» **Task prompt**: In the entries that follow, how many lines hold the string "chest"? Give only that number.

» **Records for this exercise**:
┄┄┄┄┄┄

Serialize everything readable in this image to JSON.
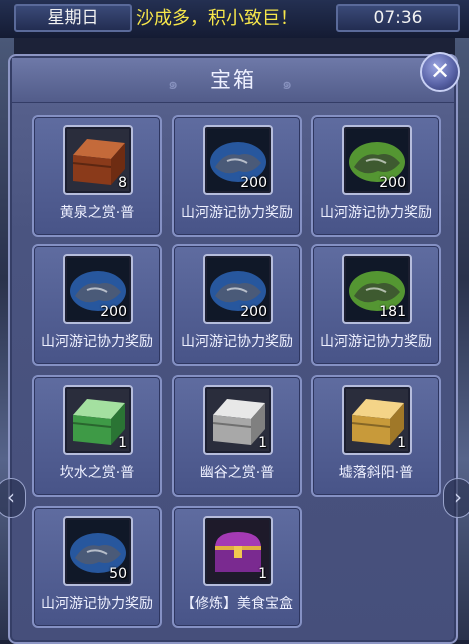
{
  "status_bar": {
    "day": "星期日",
    "marquee": "沙成多，积小致巨！",
    "time": "07:36"
  },
  "panel": {
    "title": "宝箱",
    "close_glyph": "✕"
  },
  "items": [
    {
      "name": "黄泉之赏·普",
      "count": "8",
      "icon": "red-treasure-chest-icon"
    },
    {
      "name": "山河游记协力奖励",
      "count": "200",
      "icon": "blue-handshake-icon"
    },
    {
      "name": "山河游记协力奖励",
      "count": "200",
      "icon": "green-handshake-icon"
    },
    {
      "name": "山河游记协力奖励",
      "count": "200",
      "icon": "blue-handshake-icon"
    },
    {
      "name": "山河游记协力奖励",
      "count": "200",
      "icon": "blue-handshake-icon"
    },
    {
      "name": "山河游记协力奖励",
      "count": "181",
      "icon": "green-handshake-icon"
    },
    {
      "name": "坎水之赏·普",
      "count": "1",
      "icon": "green-treasure-chest-icon"
    },
    {
      "name": "幽谷之赏·普",
      "count": "1",
      "icon": "silver-treasure-chest-icon"
    },
    {
      "name": "墟落斜阳·普",
      "count": "1",
      "icon": "gold-treasure-chest-icon"
    },
    {
      "name": "山河游记协力奖励",
      "count": "50",
      "icon": "blue-handshake-icon"
    },
    {
      "name": "【修炼】美食宝盒",
      "count": "1",
      "icon": "purple-food-box-icon"
    }
  ],
  "colors": {
    "marquee_text": "#f6e64a",
    "panel_bg": "#4a5480",
    "tile_border": "#8591c4"
  }
}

┄┄┄┄┄┄

» **Complete response**: 4